### Problem details
Reproduce all of the listing below without alteration.

### Input records
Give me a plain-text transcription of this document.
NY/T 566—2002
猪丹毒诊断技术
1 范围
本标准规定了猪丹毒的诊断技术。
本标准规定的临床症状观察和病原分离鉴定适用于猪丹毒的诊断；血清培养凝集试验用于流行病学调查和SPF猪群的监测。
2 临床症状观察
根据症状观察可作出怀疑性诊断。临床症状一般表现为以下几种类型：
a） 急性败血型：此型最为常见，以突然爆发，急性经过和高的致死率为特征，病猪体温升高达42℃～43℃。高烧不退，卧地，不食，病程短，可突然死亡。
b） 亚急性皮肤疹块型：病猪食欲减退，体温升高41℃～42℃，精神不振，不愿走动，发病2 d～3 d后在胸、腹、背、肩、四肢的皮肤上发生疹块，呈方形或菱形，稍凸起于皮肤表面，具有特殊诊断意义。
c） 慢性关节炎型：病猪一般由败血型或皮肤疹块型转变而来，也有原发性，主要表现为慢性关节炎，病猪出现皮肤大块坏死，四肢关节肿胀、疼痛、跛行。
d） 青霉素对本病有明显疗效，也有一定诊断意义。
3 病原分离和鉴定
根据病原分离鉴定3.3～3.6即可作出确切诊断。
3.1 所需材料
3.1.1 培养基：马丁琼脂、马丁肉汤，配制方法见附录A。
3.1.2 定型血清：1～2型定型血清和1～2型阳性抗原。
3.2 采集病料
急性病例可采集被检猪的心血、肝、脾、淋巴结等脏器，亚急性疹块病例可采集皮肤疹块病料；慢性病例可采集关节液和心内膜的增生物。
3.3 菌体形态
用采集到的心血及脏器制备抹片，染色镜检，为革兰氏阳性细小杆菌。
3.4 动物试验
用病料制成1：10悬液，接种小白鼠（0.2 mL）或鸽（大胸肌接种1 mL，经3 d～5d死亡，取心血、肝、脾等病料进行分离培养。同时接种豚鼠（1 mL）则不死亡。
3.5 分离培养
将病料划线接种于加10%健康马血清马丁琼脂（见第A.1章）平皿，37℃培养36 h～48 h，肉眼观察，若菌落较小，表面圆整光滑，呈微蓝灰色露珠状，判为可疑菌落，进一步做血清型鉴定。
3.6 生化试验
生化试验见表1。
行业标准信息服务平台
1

### Written reply
Give me a plain-text transcription of this document.
NY/T 566—2002
猪丹毒诊断技术
1 范围
本标准规定了猪丹毒的诊断技术。
本标准规定的临床症状观察和病原分离鉴定适用于猪丹毒的诊断；血清培养凝集试验用于流行病学调查和SPF猪群的监测。
2 临床症状观察
根据症状观察可作出怀疑性诊断。临床症状一般表现为以下几种类型：
a） 急性败血型：此型最为常见，以突然爆发，急性经过和高的致死率为特征，病猪体温升高达42℃～43℃。高烧不退，卧地，不食，病程短，可突然死亡。
b） 亚急性皮肤疹块型：病猪食欲减退，体温升高41℃～42℃，精神不振，不愿走动，发病2 d～3 d后在胸、腹、背、肩、四肢的皮肤上发生疹块，呈方形或菱形，稍凸起于皮肤表面，具有特殊诊断意义。
c） 慢性关节炎型：病猪一般由败血型或皮肤疹块型转变而来，也有原发性，主要表现为慢性关节炎，病猪出现皮肤大块坏死，四肢关节肿胀、疼痛、跛行。
d） 青霉素对本病有明显疗效，也有一定诊断意义。
3 病原分离和鉴定
根据病原分离鉴定3.3～3.6即可作出确切诊断。
3.1 所需材料
3.1.1 培养基：马丁琼脂、马丁肉汤，配制方法见附录A。
3.1.2 定型血清：1～2型定型血清和1～2型阳性抗原。
3.2 采集病料
急性病例可采集被检猪的心血、肝、脾、淋巴结等脏器，亚急性疹块病例可采集皮肤疹块病料；慢性病例可采集关节液和心内膜的增生物。
3.3 菌体形态
用采集到的心血及脏器制备抹片，染色镜检，为革兰氏阳性细小杆菌。
3.4 动物试验
用病料制成1：10悬液，接种小白鼠（0.2 mL）或鸽（大胸肌接种1 mL，经3 d～5d死亡，取心血、肝、脾等病料进行分离培养。同时接种豚鼠（1 mL）则不死亡。
3.5 分离培养
将病料划线接种于加10%健康马血清马丁琼脂（见第A.1章）平皿，37℃培养36 h～48 h，肉眼观察，若菌落较小，表面圆整光滑，呈微蓝灰色露珠状，判为可疑菌落，进一步做血清型鉴定。
3.6 生化试验
生化试验见表1。
行业标准信息服务平台
1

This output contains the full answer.